EXERCISE AIM >> Retype all of the listing exactly, passing over any picture you find.

───── INPUT DATA ─────

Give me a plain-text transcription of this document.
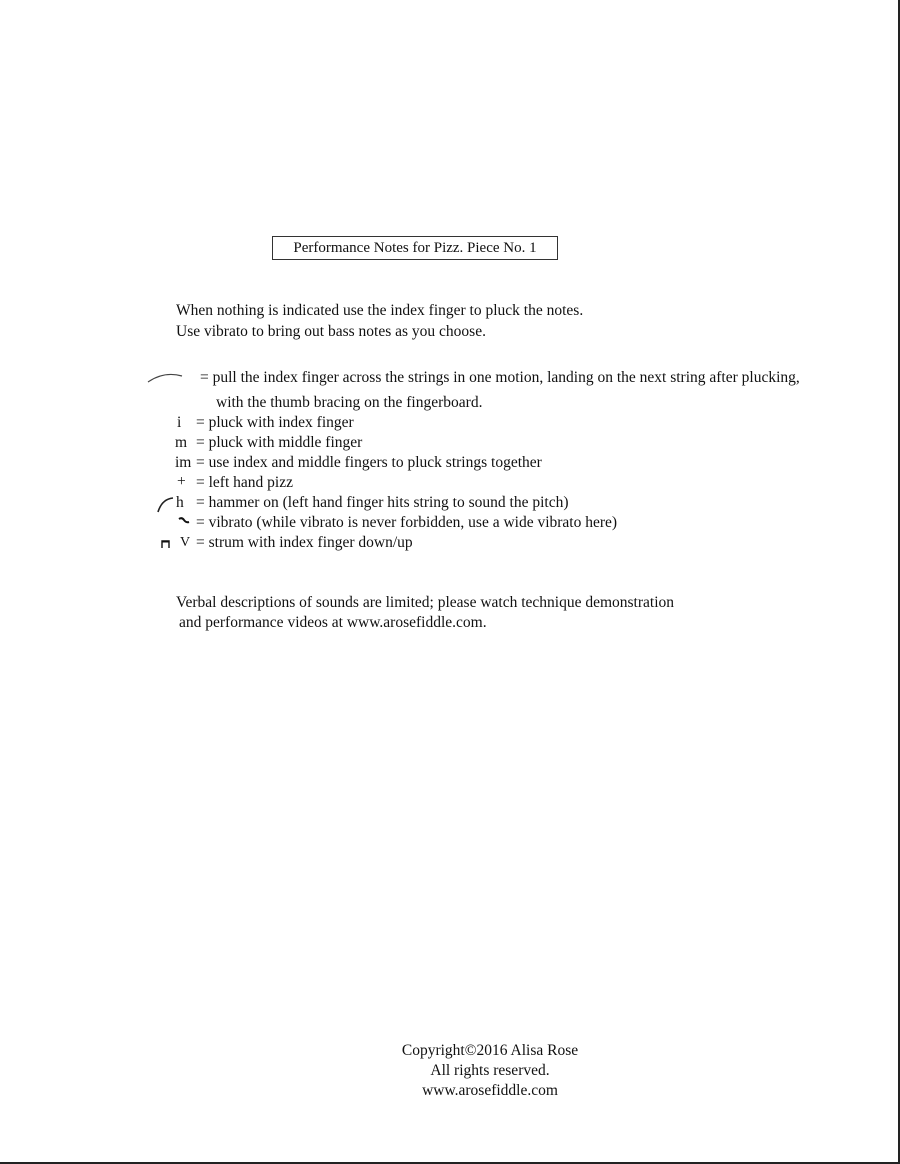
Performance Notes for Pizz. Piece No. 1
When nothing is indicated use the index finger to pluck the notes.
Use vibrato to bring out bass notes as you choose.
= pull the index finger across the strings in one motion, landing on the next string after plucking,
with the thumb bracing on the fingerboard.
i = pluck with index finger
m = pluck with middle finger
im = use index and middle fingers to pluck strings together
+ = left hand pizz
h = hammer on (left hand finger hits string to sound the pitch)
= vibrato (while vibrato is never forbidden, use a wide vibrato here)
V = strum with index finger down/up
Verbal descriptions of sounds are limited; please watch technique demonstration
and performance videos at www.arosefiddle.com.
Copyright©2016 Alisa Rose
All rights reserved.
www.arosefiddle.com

─────

ANSWER TO THIS EXERCISE >>
Give me a plain-text transcription of this document.
Performance Notes for Pizz. Piece No. 1
When nothing is indicated use the index finger to pluck the notes.
Use vibrato to bring out bass notes as you choose.
= pull the index finger across the strings in one motion, landing on the next string after plucking,
with the thumb bracing on the fingerboard.
i = pluck with index finger
m = pluck with middle finger
im = use index and middle fingers to pluck strings together
+ = left hand pizz
h = hammer on (left hand finger hits string to sound the pitch)
= vibrato (while vibrato is never forbidden, use a wide vibrato here)
V = strum with index finger down/up
Verbal descriptions of sounds are limited; please watch technique demonstration
and performance videos at www.arosefiddle.com.
Copyright©2016 Alisa Rose
All rights reserved.
www.arosefiddle.com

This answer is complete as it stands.